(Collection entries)
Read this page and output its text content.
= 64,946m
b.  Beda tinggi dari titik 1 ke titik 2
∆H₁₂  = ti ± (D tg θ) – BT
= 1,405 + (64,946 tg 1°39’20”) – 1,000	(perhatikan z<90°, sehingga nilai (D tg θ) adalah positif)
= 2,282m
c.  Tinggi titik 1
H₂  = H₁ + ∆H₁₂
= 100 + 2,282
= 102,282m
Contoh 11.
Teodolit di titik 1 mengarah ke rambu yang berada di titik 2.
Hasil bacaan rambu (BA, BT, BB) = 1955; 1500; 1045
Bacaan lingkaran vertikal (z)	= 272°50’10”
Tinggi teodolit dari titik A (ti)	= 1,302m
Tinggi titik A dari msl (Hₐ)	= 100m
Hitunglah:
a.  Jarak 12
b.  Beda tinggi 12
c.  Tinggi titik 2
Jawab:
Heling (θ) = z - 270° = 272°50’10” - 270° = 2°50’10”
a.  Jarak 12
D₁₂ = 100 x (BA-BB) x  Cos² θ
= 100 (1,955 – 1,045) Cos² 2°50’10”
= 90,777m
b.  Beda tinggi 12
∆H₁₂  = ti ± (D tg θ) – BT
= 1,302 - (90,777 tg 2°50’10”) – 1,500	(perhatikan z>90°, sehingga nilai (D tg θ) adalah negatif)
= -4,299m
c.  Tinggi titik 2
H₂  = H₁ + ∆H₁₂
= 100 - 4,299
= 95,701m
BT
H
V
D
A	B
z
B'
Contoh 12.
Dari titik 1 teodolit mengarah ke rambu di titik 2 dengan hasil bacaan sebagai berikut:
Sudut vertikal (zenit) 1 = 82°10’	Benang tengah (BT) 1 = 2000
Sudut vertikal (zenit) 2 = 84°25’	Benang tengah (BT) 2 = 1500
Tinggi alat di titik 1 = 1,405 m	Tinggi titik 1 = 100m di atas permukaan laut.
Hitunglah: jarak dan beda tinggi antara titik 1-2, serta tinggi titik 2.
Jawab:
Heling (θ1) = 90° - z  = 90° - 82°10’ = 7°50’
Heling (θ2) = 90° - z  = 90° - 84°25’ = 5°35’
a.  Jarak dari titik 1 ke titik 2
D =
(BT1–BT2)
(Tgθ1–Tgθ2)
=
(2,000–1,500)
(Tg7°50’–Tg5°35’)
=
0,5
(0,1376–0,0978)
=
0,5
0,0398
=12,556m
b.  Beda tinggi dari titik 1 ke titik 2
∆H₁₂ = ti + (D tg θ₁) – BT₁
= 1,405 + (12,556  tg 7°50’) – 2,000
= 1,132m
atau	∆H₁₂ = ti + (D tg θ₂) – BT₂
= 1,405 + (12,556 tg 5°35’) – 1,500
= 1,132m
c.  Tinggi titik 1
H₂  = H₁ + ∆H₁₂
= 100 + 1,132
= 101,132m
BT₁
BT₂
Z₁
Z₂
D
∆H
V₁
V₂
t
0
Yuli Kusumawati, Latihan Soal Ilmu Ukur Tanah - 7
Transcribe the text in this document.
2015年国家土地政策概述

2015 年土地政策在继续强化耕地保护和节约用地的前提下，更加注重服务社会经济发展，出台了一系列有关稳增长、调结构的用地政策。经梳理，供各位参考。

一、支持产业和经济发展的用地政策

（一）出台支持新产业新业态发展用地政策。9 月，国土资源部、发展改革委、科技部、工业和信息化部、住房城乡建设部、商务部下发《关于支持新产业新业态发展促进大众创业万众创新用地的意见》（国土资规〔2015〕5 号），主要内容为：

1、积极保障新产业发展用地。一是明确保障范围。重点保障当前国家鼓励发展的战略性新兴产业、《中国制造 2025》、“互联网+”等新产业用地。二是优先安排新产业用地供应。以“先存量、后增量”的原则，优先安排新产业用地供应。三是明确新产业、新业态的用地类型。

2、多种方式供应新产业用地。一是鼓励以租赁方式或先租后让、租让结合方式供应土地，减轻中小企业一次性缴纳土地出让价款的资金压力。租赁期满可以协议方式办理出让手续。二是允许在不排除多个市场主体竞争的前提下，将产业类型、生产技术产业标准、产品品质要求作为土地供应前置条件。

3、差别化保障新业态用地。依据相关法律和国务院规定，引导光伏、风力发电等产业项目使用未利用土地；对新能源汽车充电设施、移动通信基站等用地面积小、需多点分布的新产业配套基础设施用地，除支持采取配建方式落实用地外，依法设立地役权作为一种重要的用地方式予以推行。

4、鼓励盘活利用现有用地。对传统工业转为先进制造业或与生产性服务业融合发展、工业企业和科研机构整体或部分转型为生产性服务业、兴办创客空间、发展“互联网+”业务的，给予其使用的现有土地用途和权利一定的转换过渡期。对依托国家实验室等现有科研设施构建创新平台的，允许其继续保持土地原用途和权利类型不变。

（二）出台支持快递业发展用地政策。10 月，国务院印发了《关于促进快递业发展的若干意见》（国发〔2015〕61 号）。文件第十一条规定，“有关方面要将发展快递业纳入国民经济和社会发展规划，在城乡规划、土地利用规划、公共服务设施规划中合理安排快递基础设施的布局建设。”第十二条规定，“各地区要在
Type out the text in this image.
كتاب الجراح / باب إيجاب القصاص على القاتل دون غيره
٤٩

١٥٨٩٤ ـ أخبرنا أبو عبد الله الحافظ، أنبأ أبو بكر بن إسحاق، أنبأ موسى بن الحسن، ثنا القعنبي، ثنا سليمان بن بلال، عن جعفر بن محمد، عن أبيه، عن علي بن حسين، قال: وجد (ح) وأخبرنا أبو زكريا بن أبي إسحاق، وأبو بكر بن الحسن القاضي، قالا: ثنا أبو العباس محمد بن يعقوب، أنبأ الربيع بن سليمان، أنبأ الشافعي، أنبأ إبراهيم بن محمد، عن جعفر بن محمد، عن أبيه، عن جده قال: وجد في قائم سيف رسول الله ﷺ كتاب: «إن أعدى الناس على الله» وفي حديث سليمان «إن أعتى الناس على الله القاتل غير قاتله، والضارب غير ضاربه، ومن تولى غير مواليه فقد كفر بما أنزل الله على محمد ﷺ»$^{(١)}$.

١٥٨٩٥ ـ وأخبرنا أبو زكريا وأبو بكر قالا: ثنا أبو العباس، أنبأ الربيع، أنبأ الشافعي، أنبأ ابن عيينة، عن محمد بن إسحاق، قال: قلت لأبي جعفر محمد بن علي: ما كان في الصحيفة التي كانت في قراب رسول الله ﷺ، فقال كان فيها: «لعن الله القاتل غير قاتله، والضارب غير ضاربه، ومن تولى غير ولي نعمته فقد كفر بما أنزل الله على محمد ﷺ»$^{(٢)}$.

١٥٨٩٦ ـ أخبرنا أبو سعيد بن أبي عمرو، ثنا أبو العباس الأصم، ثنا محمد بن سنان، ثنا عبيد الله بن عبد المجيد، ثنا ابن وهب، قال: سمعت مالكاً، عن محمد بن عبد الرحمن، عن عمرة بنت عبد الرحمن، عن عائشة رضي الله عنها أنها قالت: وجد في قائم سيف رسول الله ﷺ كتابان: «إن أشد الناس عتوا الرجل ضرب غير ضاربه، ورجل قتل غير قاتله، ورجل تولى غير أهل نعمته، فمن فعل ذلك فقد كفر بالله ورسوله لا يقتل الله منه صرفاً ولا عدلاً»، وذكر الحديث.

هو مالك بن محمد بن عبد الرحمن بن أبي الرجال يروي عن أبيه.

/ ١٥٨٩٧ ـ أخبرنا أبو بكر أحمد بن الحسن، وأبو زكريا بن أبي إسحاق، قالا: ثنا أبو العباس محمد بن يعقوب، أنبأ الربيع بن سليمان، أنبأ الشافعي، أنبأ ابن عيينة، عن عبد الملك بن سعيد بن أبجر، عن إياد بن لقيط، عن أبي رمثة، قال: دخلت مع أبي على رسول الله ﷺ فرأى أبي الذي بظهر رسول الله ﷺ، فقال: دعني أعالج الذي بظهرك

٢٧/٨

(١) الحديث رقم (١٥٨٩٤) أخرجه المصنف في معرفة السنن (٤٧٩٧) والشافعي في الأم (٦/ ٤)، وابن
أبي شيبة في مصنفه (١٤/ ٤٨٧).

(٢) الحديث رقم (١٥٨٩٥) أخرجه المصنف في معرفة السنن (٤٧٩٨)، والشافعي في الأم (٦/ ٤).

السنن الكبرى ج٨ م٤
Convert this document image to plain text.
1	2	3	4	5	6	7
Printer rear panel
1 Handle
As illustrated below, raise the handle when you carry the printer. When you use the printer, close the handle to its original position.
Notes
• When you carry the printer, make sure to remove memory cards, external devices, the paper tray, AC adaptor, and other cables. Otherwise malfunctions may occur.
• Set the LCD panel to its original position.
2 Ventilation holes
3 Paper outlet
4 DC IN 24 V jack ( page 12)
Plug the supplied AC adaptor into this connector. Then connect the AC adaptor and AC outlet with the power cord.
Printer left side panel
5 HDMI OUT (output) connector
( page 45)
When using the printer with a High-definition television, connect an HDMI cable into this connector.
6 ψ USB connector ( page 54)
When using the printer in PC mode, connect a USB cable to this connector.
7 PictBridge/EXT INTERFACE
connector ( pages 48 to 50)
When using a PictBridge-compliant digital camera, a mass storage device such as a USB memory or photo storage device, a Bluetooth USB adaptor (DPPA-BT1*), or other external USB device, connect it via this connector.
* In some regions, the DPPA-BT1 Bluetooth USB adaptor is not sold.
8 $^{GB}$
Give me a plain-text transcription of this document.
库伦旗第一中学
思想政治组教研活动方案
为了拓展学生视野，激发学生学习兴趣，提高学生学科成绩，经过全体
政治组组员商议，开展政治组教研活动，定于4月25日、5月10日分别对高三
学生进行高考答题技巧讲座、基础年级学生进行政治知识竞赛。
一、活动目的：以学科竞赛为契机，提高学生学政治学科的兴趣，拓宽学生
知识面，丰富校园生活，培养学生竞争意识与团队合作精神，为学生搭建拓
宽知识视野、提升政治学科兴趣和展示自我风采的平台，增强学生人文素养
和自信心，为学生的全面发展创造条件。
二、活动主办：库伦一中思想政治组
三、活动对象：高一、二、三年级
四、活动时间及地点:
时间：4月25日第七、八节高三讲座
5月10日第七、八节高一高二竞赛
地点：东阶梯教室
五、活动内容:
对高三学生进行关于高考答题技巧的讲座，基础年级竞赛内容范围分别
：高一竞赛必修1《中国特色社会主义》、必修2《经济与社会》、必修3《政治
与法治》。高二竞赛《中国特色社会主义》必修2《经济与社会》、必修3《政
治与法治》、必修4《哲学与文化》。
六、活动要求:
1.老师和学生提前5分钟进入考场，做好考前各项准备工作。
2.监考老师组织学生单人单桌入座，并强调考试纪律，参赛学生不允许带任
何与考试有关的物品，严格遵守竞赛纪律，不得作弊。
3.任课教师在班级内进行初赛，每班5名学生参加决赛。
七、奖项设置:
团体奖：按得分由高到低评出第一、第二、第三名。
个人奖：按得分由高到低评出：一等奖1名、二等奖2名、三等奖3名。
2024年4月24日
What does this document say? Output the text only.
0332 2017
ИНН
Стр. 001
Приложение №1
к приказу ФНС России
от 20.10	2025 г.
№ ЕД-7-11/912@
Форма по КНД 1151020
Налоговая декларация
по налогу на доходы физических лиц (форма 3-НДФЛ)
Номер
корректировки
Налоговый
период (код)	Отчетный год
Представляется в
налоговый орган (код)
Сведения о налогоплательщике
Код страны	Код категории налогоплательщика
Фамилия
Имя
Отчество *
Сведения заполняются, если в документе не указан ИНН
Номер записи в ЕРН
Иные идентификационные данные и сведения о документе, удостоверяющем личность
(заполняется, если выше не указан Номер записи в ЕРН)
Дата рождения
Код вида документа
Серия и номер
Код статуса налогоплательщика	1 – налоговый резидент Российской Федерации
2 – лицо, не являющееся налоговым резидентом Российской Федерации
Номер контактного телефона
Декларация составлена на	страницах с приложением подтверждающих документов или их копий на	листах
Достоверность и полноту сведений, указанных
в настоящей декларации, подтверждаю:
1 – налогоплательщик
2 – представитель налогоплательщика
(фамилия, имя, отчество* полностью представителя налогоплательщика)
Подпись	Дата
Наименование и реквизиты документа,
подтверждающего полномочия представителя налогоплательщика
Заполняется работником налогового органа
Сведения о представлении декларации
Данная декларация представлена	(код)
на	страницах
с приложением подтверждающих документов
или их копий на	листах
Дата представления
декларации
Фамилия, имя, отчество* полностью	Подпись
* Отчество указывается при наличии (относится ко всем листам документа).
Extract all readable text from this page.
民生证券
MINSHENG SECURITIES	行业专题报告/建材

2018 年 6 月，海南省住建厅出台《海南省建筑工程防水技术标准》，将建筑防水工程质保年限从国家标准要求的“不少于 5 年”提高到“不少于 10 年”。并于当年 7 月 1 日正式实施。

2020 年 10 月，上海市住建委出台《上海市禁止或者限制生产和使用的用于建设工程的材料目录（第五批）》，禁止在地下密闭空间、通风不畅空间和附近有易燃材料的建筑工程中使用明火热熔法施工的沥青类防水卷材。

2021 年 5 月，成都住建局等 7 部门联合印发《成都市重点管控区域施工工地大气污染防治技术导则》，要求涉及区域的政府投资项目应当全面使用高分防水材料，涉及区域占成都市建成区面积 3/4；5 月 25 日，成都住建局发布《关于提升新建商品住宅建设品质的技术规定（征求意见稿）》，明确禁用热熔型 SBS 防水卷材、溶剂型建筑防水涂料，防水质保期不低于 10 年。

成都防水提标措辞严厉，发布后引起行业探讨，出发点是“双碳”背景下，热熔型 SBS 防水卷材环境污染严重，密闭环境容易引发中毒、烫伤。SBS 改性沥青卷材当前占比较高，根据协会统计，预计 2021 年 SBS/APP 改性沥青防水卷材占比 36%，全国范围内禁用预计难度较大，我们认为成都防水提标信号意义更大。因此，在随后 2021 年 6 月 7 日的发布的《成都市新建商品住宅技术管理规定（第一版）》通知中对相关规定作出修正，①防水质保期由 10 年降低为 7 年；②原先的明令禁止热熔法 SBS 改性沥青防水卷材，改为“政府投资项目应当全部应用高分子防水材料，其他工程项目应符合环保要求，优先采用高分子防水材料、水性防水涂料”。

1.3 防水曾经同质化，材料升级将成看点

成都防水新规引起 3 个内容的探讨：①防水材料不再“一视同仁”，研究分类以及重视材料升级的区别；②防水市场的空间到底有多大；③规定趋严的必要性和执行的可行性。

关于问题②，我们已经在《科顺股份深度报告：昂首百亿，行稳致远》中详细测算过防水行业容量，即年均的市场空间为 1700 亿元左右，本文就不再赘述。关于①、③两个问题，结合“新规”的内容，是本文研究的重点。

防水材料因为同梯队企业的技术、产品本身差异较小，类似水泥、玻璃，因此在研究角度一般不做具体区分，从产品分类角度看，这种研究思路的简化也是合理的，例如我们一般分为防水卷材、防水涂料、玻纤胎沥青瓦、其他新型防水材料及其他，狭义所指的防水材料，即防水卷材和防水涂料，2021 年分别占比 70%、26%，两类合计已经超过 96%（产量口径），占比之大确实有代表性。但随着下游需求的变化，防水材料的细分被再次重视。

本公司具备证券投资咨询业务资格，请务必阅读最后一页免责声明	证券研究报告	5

● **Task directions**: Show every line of the listing in which the string "документа" can be found.

● **Worked answer**:
Код вида документа
Наименование и реквизиты документа,
* Отчество указывается при наличии (относится ко всем листам документа).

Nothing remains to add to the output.